- _THE PROBLEM_
Your task is to reproduce the material exactly.

---------- RECORDS PROVIDED

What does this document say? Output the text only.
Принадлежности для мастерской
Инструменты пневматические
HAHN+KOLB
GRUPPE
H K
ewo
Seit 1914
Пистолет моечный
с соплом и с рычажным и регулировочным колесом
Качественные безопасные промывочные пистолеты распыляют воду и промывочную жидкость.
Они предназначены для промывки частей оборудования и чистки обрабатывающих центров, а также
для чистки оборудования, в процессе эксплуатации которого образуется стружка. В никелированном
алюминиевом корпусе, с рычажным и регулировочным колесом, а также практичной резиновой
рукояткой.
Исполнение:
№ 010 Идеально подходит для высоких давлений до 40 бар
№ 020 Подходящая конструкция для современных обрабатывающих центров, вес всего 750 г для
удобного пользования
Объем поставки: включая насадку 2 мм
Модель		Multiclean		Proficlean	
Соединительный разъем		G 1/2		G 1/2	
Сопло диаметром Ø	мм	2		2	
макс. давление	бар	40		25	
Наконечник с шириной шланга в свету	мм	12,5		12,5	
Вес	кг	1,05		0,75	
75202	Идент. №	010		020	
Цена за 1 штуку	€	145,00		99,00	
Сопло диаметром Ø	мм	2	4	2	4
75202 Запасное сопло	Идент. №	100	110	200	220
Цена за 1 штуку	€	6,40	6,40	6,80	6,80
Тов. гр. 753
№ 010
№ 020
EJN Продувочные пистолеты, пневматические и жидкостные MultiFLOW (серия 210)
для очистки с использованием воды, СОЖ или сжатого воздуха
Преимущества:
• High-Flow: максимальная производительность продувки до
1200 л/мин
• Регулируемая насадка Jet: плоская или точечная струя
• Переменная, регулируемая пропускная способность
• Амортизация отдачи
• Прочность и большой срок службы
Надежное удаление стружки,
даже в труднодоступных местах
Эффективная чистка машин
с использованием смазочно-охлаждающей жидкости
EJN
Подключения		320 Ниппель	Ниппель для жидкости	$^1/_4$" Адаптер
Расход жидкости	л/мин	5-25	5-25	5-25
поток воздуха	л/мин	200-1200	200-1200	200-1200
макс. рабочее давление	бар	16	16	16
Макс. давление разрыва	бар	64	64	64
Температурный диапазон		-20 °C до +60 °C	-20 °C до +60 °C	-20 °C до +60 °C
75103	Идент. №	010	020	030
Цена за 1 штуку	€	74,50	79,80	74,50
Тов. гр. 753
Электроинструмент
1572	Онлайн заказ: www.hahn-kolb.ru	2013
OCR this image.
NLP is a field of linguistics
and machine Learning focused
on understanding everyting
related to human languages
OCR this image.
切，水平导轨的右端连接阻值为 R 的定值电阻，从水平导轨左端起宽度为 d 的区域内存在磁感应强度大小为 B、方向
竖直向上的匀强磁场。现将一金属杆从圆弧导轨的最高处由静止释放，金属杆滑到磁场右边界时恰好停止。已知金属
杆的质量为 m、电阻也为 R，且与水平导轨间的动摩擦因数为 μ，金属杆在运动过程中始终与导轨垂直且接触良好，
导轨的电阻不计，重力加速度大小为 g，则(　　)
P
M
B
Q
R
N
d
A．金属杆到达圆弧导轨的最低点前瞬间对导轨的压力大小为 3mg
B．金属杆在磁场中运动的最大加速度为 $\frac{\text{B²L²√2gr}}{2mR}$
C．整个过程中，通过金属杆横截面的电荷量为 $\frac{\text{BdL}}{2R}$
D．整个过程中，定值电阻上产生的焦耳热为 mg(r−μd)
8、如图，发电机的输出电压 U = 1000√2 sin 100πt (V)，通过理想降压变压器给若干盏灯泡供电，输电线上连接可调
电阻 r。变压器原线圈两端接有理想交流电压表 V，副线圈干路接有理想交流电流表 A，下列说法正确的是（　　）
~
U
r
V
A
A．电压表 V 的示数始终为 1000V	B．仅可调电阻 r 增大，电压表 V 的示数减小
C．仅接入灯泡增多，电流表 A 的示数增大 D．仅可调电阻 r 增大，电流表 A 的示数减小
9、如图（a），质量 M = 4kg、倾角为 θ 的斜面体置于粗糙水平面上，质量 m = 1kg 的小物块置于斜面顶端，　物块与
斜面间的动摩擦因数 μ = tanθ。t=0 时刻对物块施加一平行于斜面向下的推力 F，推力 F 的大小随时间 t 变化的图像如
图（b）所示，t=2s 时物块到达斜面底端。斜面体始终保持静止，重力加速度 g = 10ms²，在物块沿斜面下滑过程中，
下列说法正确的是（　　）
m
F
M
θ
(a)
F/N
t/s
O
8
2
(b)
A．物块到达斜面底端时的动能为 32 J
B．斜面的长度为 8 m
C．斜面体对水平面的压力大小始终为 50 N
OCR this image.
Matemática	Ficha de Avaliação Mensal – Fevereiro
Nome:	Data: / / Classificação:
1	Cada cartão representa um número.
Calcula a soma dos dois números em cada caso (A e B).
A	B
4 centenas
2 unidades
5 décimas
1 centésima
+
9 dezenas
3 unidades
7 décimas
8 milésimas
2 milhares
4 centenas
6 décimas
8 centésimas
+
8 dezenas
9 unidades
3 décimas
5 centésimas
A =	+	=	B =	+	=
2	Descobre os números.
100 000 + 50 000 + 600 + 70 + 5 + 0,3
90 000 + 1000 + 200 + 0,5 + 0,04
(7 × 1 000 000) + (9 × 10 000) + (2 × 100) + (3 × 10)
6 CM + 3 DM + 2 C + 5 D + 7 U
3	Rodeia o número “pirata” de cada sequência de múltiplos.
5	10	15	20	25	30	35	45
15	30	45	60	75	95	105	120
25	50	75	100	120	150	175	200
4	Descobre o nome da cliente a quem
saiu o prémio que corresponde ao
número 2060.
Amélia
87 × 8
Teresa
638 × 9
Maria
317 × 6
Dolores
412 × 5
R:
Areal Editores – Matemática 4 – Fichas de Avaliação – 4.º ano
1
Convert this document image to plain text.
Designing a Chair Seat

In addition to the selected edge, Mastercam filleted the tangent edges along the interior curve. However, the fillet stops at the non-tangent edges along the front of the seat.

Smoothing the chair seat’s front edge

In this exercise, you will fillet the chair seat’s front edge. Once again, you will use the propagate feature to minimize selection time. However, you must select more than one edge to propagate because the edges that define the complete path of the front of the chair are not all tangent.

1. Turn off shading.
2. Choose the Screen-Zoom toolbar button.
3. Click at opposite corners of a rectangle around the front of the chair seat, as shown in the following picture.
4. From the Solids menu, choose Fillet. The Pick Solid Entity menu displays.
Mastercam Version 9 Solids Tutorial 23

--------------------

- _EXERCISE ANSWER_
What does this document say? Output the text only.
Принадлежности для мастерской
Инструменты пневматические
HAHN+KOLB
GRUPPE
H K
ewo
Seit 1914
Пистолет моечный
с соплом и с рычажным и регулировочным колесом
Качественные безопасные промывочные пистолеты распыляют воду и промывочную жидкость.
Они предназначены для промывки частей оборудования и чистки обрабатывающих центров, а также
для чистки оборудования, в процессе эксплуатации которого образуется стружка. В никелированном
алюминиевом корпусе, с рычажным и регулировочным колесом, а также практичной резиновой
рукояткой.
Исполнение:
№ 010 Идеально подходит для высоких давлений до 40 бар
№ 020 Подходящая конструкция для современных обрабатывающих центров, вес всего 750 г для
удобного пользования
Объем поставки: включая насадку 2 мм
Модель		Multiclean		Proficlean	
Соединительный разъем		G 1/2		G 1/2	
Сопло диаметром Ø	мм	2		2	
макс. давление	бар	40		25	
Наконечник с шириной шланга в свету	мм	12,5		12,5	
Вес	кг	1,05		0,75	
75202	Идент. №	010		020	
Цена за 1 штуку	€	145,00		99,00	
Сопло диаметром Ø	мм	2	4	2	4
75202 Запасное сопло	Идент. №	100	110	200	220
Цена за 1 штуку	€	6,40	6,40	6,80	6,80
Тов. гр. 753
№ 010
№ 020
EJN Продувочные пистолеты, пневматические и жидкостные MultiFLOW (серия 210)
для очистки с использованием воды, СОЖ или сжатого воздуха
Преимущества:
• High-Flow: максимальная производительность продувки до
1200 л/мин
• Регулируемая насадка Jet: плоская или точечная струя
• Переменная, регулируемая пропускная способность
• Амортизация отдачи
• Прочность и большой срок службы
Надежное удаление стружки,
даже в труднодоступных местах
Эффективная чистка машин
с использованием смазочно-охлаждающей жидкости
EJN
Подключения		320 Ниппель	Ниппель для жидкости	$^1/_4$" Адаптер
Расход жидкости	л/мин	5-25	5-25	5-25
поток воздуха	л/мин	200-1200	200-1200	200-1200
макс. рабочее давление	бар	16	16	16
Макс. давление разрыва	бар	64	64	64
Температурный диапазон		-20 °C до +60 °C	-20 °C до +60 °C	-20 °C до +60 °C
75103	Идент. №	010	020	030
Цена за 1 штуку	€	74,50	79,80	74,50
Тов. гр. 753
Электроинструмент
1572	Онлайн заказ: www.hahn-kolb.ru	2013
OCR this image.
NLP is a field of linguistics
and machine Learning focused
on understanding everyting
related to human languages
OCR this image.
切，水平导轨的右端连接阻值为 R 的定值电阻，从水平导轨左端起宽度为 d 的区域内存在磁感应强度大小为 B、方向
竖直向上的匀强磁场。现将一金属杆从圆弧导轨的最高处由静止释放，金属杆滑到磁场右边界时恰好停止。已知金属
杆的质量为 m、电阻也为 R，且与水平导轨间的动摩擦因数为 μ，金属杆在运动过程中始终与导轨垂直且接触良好，
导轨的电阻不计，重力加速度大小为 g，则(　　)
P
M
B
Q
R
N
d
A．金属杆到达圆弧导轨的最低点前瞬间对导轨的压力大小为 3mg
B．金属杆在磁场中运动的最大加速度为 $\frac{\text{B²L²√2gr}}{2mR}$
C．整个过程中，通过金属杆横截面的电荷量为 $\frac{\text{BdL}}{2R}$
D．整个过程中，定值电阻上产生的焦耳热为 mg(r−μd)
8、如图，发电机的输出电压 U = 1000√2 sin 100πt (V)，通过理想降压变压器给若干盏灯泡供电，输电线上连接可调
电阻 r。变压器原线圈两端接有理想交流电压表 V，副线圈干路接有理想交流电流表 A，下列说法正确的是（　　）
~
U
r
V
A
A．电压表 V 的示数始终为 1000V	B．仅可调电阻 r 增大，电压表 V 的示数减小
C．仅接入灯泡增多，电流表 A 的示数增大 D．仅可调电阻 r 增大，电流表 A 的示数减小
9、如图（a），质量 M = 4kg、倾角为 θ 的斜面体置于粗糙水平面上，质量 m = 1kg 的小物块置于斜面顶端，　物块与
斜面间的动摩擦因数 μ = tanθ。t=0 时刻对物块施加一平行于斜面向下的推力 F，推力 F 的大小随时间 t 变化的图像如
图（b）所示，t=2s 时物块到达斜面底端。斜面体始终保持静止，重力加速度 g = 10ms²，在物块沿斜面下滑过程中，
下列说法正确的是（　　）
m
F
M
θ
(a)
F/N
t/s
O
8
2
(b)
A．物块到达斜面底端时的动能为 32 J
B．斜面的长度为 8 m
C．斜面体对水平面的压力大小始终为 50 N
OCR this image.
Matemática	Ficha de Avaliação Mensal – Fevereiro
Nome:	Data: / / Classificação:
1	Cada cartão representa um número.
Calcula a soma dos dois números em cada caso (A e B).
A	B
4 centenas
2 unidades
5 décimas
1 centésima
+
9 dezenas
3 unidades
7 décimas
8 milésimas
2 milhares
4 centenas
6 décimas
8 centésimas
+
8 dezenas
9 unidades
3 décimas
5 centésimas
A =	+	=	B =	+	=
2	Descobre os números.
100 000 + 50 000 + 600 + 70 + 5 + 0,3
90 000 + 1000 + 200 + 0,5 + 0,04
(7 × 1 000 000) + (9 × 10 000) + (2 × 100) + (3 × 10)
6 CM + 3 DM + 2 C + 5 D + 7 U
3	Rodeia o número “pirata” de cada sequência de múltiplos.
5	10	15	20	25	30	35	45
15	30	45	60	75	95	105	120
25	50	75	100	120	150	175	200
4	Descobre o nome da cliente a quem
saiu o prémio que corresponde ao
número 2060.
Amélia
87 × 8
Teresa
638 × 9
Maria
317 × 6
Dolores
412 × 5
R:
Areal Editores – Matemática 4 – Fichas de Avaliação – 4.º ano
1
Convert this document image to plain text.
Designing a Chair Seat

In addition to the selected edge, Mastercam filleted the tangent edges along the interior curve. However, the fillet stops at the non-tangent edges along the front of the seat.

Smoothing the chair seat’s front edge

In this exercise, you will fillet the chair seat’s front edge. Once again, you will use the propagate feature to minimize selection time. However, you must select more than one edge to propagate because the edges that define the complete path of the front of the chair are not all tangent.

1. Turn off shading.
2. Choose the Screen-Zoom toolbar button.
3. Click at opposite corners of a rectangle around the front of the chair seat, as shown in the following picture.
4. From the Solids menu, choose Fillet. The Pick Solid Entity menu displays.
Mastercam Version 9 Solids Tutorial 23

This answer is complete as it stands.